::: Provided records :::

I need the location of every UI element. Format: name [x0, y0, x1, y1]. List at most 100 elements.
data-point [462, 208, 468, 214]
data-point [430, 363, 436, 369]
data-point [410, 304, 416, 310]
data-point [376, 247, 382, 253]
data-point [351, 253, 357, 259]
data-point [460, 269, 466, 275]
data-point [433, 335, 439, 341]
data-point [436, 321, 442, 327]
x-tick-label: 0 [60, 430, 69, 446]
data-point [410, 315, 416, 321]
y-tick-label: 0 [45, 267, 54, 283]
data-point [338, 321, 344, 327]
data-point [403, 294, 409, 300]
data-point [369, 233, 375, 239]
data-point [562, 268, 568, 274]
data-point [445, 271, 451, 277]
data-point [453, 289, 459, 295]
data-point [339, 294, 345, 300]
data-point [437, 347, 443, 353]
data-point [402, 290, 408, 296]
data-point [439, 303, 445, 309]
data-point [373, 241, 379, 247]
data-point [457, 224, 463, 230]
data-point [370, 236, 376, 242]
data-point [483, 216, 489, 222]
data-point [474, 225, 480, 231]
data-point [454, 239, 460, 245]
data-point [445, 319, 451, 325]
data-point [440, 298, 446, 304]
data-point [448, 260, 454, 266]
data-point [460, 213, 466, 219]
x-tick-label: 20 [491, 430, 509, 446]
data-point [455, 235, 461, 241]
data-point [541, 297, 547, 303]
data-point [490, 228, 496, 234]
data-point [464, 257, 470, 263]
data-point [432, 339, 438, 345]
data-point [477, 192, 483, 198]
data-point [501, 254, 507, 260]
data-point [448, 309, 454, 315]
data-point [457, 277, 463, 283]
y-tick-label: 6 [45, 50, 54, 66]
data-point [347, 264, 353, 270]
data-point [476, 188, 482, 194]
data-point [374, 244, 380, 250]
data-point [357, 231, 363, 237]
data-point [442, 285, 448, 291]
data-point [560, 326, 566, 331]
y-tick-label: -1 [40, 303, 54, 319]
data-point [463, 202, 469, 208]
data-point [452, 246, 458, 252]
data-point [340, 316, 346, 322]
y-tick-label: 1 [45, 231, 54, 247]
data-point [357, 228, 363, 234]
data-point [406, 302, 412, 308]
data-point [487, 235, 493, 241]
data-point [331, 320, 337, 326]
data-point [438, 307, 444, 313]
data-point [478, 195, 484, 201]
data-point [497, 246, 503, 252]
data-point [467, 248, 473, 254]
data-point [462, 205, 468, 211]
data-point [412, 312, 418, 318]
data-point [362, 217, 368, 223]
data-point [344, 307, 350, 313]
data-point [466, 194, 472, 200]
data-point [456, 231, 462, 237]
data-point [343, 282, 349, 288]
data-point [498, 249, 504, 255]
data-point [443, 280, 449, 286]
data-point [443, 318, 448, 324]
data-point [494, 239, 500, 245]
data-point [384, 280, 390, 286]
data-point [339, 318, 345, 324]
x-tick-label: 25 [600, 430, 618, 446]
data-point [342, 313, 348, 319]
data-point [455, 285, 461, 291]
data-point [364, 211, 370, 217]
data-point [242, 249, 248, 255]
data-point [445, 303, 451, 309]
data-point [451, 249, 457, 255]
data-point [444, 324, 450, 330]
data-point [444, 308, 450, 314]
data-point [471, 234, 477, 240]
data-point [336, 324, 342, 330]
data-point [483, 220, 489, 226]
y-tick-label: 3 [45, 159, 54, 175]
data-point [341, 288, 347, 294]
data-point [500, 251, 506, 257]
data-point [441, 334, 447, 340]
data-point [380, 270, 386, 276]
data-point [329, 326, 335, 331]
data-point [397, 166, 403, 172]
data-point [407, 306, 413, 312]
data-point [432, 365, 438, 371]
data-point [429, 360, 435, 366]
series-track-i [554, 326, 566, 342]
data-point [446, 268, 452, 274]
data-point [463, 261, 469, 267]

:::

What to produce:
Output the data above, from its first line through the line containing "data-point [351, 253, 357, 259]", as a JSON list of strings with one string per line, leaving out blank lines.

Reply:
[
  "I need the location of every UI element. Format: name [x0, y0, x1, y1]. List at most 100 elements.",
  "data-point [462, 208, 468, 214]",
  "data-point [430, 363, 436, 369]",
  "data-point [410, 304, 416, 310]",
  "data-point [376, 247, 382, 253]",
  "data-point [351, 253, 357, 259]"
]